The Value of Knowing Your Legislative History

Law research

The Constitution of the United States has been described by many to be the most important legal document ever transcribed in history. It gave birth to the United States and to numerous democracies all over the world.

With its emphasis on checks and balances between the three branches of government, the constitution has enabled the progress of civilized society into the 21st century. Nowhere is this more clear than in the progress of law and interpreting law, which happens in courtrooms around the country.

Laws at the highest level are formed and passed by the legislative branch–the U.S. House of Representatives and the Senate. As of the 110th Congress, the House of Representatives is composed of 435 Members. They are elected every two years among the 50 states, proportional to the population in those states. The Senate is composed of two members from each state, regardless of population.

While this occurs most notably and in much higher profile at the federal level, such as in the case of federal regulations, it also occurs at the state level in state legislatures. For lawyers and court personnel, the difficulty lies in not just understanding a particular person’s case but on the precedent on which it is possible to draw an argument from.

Data excerpt:
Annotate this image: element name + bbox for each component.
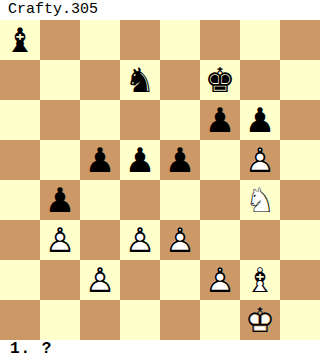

Problems to solve:
• A. Answer these from the legislative history article:
(i) How many Members made up the House of Representatives as of the 110th Congress?
(ii) How often are House Members elected?
(iii) What does the constitution emphasize between the three branches of government?
• B. Turn the paragraph of the legislative history article that begins "Laws at the highest level" into a short bulleted list that keeps its main facts.
• C. Continue the legislative history article past its final sentence, developing its point about precedent.
The lines are separate material from the article on legislative history.

Answers:
• A.
(i) 435 Members.
(ii) Every two years.
(iii) Checks and balances.

• B.
- The legislative branch, made up of the U.S. House of Representatives and the Senate, forms and passes laws at the highest level.
- As of the 110th Congress, the House has 435 Members.
- House Members are elected every two years among the 50 states, in proportion to each state's population.
- The Senate has two members from each state, regardless of population.

• C.
That precedent occurs through the laws and ruling which have passed before the current case. These can be state rules, state statutes, or simply the legislative history of the state. For a particular issue, the legislative history of California might be different than Texas legislative history.

Federal laws are passed when Congress is in session. Currently there are 300 bills awaiting Senate action and the cumulative percent of bills enacted by Congress for December in the first year of the session is 33%.

Federal regulations are often seen as administrative law and contain the general and permanent rules passed on by the executive departments and agencies of the federal government. Examples of these departments and agencies include the Food and Drug Administration, the Department of Housing and Urban Development, and the Postal Service.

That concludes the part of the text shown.